Collected data entries
-=-=-

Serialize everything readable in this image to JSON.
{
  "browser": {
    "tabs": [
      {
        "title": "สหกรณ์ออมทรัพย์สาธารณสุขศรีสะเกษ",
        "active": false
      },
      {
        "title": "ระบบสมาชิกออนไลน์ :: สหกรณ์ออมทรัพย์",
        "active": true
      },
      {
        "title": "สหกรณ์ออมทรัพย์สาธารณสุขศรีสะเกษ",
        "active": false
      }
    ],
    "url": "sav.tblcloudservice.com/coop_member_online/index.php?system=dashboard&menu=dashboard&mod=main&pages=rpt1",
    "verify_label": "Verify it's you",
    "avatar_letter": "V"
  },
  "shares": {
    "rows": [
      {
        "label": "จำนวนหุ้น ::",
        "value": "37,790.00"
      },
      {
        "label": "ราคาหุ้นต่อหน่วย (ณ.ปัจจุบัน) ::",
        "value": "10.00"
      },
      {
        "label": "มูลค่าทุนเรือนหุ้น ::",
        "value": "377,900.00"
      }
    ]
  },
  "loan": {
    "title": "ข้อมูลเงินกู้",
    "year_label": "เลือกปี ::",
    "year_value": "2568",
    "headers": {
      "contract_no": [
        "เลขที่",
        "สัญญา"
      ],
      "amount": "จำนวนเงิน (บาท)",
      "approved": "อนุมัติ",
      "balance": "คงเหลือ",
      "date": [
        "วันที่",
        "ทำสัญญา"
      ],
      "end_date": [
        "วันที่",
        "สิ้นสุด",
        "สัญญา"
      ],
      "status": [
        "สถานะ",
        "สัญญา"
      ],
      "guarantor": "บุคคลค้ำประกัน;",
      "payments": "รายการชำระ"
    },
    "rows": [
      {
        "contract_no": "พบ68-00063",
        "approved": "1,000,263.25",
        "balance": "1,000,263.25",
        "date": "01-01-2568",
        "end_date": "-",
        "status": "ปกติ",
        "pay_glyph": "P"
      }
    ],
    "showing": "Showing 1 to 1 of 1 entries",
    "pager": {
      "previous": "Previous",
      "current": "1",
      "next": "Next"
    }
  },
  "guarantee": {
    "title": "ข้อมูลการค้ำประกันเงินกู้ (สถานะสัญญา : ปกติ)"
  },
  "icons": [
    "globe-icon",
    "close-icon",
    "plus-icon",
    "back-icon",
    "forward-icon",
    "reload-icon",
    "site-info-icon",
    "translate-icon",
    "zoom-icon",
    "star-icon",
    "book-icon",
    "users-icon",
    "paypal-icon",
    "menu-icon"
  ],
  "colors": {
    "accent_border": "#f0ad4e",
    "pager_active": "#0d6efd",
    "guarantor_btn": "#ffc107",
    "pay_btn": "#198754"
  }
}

-=-=-

WHAT YOU NEED TO DO
Above are some records; repeat all of them exactly.

RESULT OF THIS EXERCISE
Serialize everything readable in this image to JSON.
{
  "browser": {
    "tabs": [
      {
        "title": "สหกรณ์ออมทรัพย์สาธารณสุขศรีสะเกษ",
        "active": false
      },
      {
        "title": "ระบบสมาชิกออนไลน์ :: สหกรณ์ออมทรัพย์",
        "active": true
      },
      {
        "title": "สหกรณ์ออมทรัพย์สาธารณสุขศรีสะเกษ",
        "active": false
      }
    ],
    "url": "sav.tblcloudservice.com/coop_member_online/index.php?system=dashboard&menu=dashboard&mod=main&pages=rpt1",
    "verify_label": "Verify it's you",
    "avatar_letter": "V"
  },
  "shares": {
    "rows": [
      {
        "label": "จำนวนหุ้น ::",
        "value": "37,790.00"
      },
      {
        "label": "ราคาหุ้นต่อหน่วย (ณ.ปัจจุบัน) ::",
        "value": "10.00"
      },
      {
        "label": "มูลค่าทุนเรือนหุ้น ::",
        "value": "377,900.00"
      }
    ]
  },
  "loan": {
    "title": "ข้อมูลเงินกู้",
    "year_label": "เลือกปี ::",
    "year_value": "2568",
    "headers": {
      "contract_no": [
        "เลขที่",
        "สัญญา"
      ],
      "amount": "จำนวนเงิน (บาท)",
      "approved": "อนุมัติ",
      "balance": "คงเหลือ",
      "date": [
        "วันที่",
        "ทำสัญญา"
      ],
      "end_date": [
        "วันที่",
        "สิ้นสุด",
        "สัญญา"
      ],
      "status": [
        "สถานะ",
        "สัญญา"
      ],
      "guarantor": "บุคคลค้ำประกัน;",
      "payments": "รายการชำระ"
    },
    "rows": [
      {
        "contract_no": "พบ68-00063",
        "approved": "1,000,263.25",
        "balance": "1,000,263.25",
        "date": "01-01-2568",
        "end_date": "-",
        "status": "ปกติ",
        "pay_glyph": "P"
      }
    ],
    "showing": "Showing 1 to 1 of 1 entries",
    "pager": {
      "previous": "Previous",
      "current": "1",
      "next": "Next"
    }
  },
  "guarantee": {
    "title": "ข้อมูลการค้ำประกันเงินกู้ (สถานะสัญญา : ปกติ)"
  },
  "icons": [
    "globe-icon",
    "close-icon",
    "plus-icon",
    "back-icon",
    "forward-icon",
    "reload-icon",
    "site-info-icon",
    "translate-icon",
    "zoom-icon",
    "star-icon",
    "book-icon",
    "users-icon",
    "paypal-icon",
    "menu-icon"
  ],
  "colors": {
    "accent_border": "#f0ad4e",
    "pager_active": "#0d6efd",
    "guarantor_btn": "#ffc107",
    "pay_btn": "#198754"
  }
}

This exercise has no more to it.